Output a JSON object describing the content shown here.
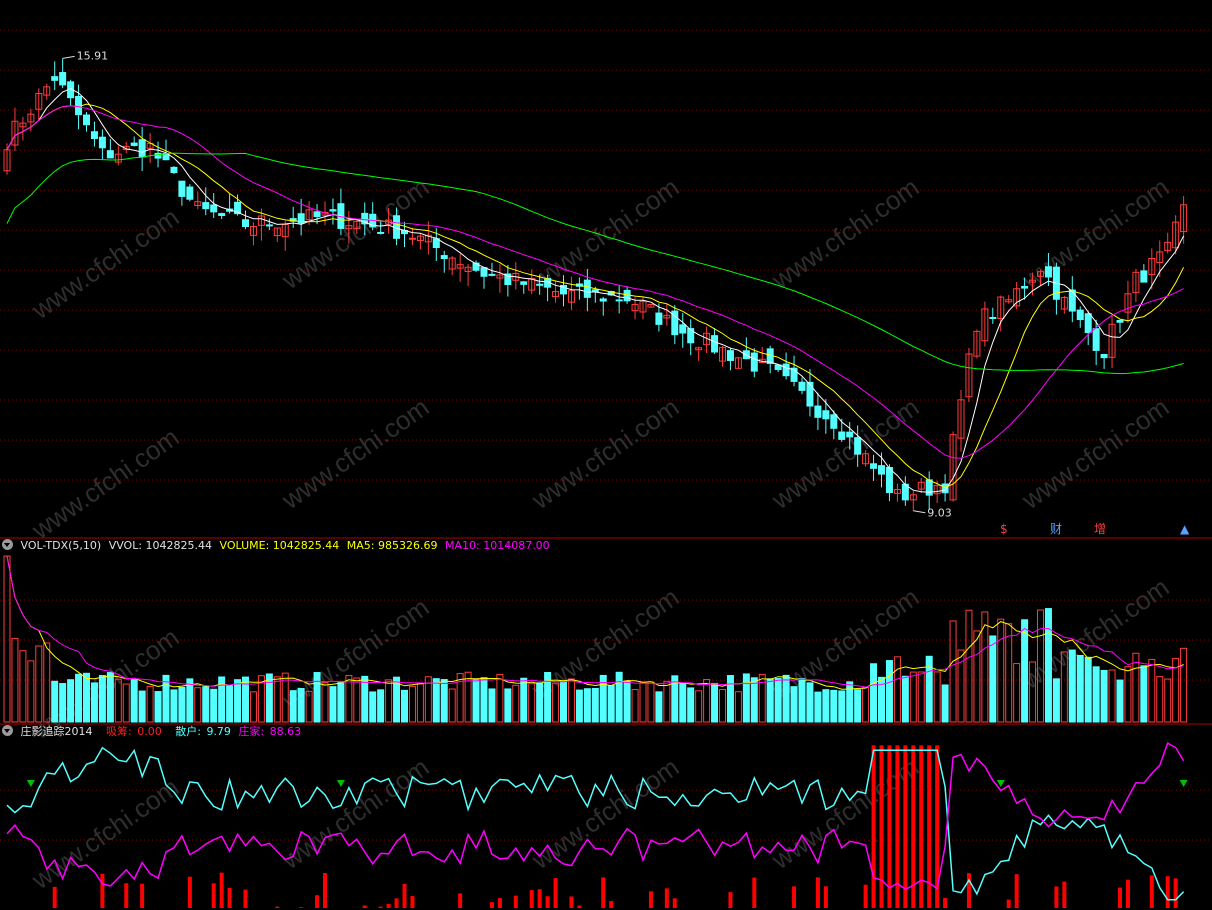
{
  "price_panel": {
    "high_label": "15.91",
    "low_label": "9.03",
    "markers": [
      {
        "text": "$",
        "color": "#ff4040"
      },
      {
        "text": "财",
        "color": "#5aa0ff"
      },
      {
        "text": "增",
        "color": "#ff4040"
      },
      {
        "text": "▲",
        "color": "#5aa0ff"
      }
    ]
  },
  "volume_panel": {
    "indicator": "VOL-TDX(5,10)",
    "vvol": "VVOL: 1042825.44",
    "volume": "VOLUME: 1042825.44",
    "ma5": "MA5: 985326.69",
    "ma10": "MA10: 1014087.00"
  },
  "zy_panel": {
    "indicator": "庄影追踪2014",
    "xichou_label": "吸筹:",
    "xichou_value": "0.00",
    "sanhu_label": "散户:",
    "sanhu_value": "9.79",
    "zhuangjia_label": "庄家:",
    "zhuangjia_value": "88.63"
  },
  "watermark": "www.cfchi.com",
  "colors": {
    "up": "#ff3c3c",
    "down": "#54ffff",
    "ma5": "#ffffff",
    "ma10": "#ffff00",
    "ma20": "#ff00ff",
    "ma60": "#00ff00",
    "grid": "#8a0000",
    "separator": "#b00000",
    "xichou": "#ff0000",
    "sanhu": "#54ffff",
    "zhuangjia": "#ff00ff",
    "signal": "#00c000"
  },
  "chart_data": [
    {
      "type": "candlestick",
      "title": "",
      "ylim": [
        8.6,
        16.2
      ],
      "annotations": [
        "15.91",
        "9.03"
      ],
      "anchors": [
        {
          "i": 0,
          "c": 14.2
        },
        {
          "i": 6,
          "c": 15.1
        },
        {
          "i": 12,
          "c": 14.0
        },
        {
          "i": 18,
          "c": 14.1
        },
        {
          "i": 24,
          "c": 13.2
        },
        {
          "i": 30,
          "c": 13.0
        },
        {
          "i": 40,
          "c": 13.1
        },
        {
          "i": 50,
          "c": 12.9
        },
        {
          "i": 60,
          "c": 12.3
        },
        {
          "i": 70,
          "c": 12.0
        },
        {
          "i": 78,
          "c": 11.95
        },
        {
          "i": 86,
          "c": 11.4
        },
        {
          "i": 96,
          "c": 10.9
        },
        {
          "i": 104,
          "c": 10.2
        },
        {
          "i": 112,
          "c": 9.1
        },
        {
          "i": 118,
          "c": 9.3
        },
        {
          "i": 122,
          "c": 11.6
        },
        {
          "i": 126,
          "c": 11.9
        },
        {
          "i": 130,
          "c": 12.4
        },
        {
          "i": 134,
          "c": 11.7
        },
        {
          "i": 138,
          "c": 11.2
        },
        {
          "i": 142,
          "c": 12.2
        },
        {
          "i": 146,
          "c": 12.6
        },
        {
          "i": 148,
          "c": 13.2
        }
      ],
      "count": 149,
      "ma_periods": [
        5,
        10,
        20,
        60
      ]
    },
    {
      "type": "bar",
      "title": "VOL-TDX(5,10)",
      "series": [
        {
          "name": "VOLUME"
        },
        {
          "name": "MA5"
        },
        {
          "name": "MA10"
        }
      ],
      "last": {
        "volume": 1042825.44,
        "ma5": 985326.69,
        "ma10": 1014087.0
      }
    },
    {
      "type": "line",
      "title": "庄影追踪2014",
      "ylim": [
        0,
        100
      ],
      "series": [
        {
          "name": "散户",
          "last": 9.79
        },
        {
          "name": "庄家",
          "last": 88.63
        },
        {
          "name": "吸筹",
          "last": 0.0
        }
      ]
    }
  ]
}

####################

▶ _Task brief_: Report how many lines of the listing hold the word "indicator", with nothing but the number.

▶ _Expected output_: 2